### DATA LINES
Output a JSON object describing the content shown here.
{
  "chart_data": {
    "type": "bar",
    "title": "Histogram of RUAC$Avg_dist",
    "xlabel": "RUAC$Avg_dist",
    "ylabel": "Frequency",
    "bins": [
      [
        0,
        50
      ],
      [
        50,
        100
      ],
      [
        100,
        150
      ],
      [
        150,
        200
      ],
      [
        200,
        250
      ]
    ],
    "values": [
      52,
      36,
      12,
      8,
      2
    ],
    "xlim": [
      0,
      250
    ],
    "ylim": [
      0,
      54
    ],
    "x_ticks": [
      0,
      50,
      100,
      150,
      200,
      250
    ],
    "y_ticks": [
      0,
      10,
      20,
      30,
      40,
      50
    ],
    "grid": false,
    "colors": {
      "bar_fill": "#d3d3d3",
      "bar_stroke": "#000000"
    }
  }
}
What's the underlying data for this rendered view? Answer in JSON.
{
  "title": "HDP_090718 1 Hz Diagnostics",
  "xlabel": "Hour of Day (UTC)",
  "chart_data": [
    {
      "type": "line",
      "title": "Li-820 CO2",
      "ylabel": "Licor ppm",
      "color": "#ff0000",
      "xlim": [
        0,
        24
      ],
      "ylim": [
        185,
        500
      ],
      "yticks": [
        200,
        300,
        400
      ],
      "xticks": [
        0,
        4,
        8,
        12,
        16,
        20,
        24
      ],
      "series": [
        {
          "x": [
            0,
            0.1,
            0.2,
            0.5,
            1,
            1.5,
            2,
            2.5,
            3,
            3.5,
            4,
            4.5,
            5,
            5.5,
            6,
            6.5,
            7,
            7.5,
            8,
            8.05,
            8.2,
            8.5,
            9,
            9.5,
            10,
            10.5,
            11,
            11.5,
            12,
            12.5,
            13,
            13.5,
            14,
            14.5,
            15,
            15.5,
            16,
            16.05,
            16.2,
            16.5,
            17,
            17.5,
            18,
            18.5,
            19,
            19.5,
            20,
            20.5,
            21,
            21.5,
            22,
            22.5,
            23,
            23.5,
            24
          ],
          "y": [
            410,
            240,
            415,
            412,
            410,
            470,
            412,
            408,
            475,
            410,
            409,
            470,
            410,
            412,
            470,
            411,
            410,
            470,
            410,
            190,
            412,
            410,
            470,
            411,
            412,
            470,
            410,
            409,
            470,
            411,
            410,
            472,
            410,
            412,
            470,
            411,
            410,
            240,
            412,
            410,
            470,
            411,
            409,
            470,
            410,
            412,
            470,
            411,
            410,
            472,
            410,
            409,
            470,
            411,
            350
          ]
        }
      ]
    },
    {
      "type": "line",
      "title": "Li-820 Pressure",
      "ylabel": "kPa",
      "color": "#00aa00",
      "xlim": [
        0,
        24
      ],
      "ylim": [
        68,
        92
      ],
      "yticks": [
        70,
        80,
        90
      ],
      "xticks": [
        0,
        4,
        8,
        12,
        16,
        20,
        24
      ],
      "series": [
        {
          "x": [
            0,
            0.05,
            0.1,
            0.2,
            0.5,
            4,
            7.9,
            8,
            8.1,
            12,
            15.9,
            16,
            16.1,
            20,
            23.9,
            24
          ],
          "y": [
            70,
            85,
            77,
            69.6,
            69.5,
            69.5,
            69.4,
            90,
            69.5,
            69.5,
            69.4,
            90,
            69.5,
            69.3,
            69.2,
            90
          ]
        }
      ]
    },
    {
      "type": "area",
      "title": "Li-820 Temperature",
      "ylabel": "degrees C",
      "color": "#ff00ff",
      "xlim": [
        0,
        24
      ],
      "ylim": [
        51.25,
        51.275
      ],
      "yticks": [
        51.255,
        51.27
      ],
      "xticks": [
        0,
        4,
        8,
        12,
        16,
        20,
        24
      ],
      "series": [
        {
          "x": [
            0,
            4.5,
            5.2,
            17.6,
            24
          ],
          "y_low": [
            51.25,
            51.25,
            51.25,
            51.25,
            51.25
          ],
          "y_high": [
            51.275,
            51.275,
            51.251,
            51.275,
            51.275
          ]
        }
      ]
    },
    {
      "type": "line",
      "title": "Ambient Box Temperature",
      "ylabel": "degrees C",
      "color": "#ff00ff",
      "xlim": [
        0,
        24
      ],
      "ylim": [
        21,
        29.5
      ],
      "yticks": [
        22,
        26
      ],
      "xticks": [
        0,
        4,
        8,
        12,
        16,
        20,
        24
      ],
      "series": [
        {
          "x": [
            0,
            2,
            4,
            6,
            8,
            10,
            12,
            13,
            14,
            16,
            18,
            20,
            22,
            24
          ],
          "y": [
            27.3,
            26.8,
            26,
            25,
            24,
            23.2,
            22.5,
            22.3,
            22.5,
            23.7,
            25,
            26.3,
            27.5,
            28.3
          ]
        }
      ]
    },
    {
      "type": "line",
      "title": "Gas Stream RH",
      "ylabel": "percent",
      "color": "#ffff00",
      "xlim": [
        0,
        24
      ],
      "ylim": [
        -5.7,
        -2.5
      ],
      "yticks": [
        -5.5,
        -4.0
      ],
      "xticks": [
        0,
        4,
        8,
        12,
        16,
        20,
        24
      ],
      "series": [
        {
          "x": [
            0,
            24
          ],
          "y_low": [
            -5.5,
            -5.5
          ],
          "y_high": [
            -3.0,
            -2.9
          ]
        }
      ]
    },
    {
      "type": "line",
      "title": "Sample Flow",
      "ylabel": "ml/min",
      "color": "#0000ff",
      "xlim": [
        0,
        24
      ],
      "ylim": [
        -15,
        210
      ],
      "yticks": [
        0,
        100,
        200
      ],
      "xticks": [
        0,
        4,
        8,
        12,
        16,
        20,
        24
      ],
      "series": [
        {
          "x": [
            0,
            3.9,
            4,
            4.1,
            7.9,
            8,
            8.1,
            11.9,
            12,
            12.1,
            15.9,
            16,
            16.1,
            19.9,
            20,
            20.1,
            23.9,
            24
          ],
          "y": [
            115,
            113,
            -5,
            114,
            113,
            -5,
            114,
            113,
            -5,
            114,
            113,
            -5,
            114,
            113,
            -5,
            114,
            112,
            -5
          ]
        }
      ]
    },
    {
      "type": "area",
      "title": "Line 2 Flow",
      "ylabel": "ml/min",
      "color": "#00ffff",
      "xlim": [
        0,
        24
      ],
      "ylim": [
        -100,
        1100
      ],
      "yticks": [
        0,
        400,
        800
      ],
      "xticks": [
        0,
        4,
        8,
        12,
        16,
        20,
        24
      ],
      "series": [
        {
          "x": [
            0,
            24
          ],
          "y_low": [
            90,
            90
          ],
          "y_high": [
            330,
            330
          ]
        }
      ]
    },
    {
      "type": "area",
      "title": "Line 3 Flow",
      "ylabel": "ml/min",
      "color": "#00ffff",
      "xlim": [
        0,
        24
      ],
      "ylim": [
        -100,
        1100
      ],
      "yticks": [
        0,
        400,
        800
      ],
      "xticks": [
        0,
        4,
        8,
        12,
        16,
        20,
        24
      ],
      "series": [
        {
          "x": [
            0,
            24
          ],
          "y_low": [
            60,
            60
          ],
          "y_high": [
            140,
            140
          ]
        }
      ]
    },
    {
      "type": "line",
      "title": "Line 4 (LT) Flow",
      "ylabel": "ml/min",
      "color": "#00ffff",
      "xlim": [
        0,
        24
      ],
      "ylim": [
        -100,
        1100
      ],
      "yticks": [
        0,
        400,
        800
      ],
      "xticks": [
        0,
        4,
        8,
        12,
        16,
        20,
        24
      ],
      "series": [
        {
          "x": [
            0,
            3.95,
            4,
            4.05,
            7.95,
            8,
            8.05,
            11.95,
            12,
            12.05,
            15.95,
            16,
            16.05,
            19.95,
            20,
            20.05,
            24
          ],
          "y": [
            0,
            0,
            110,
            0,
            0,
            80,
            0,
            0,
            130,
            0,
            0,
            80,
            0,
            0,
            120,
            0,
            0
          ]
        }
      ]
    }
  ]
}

### WRITTEN TASK
Pull out every line of the records above that contains the word "RUAC".

### WRITTEN RESPONSE
    "title": "Histogram of RUAC$Avg_dist",
    "xlabel": "RUAC$Avg_dist",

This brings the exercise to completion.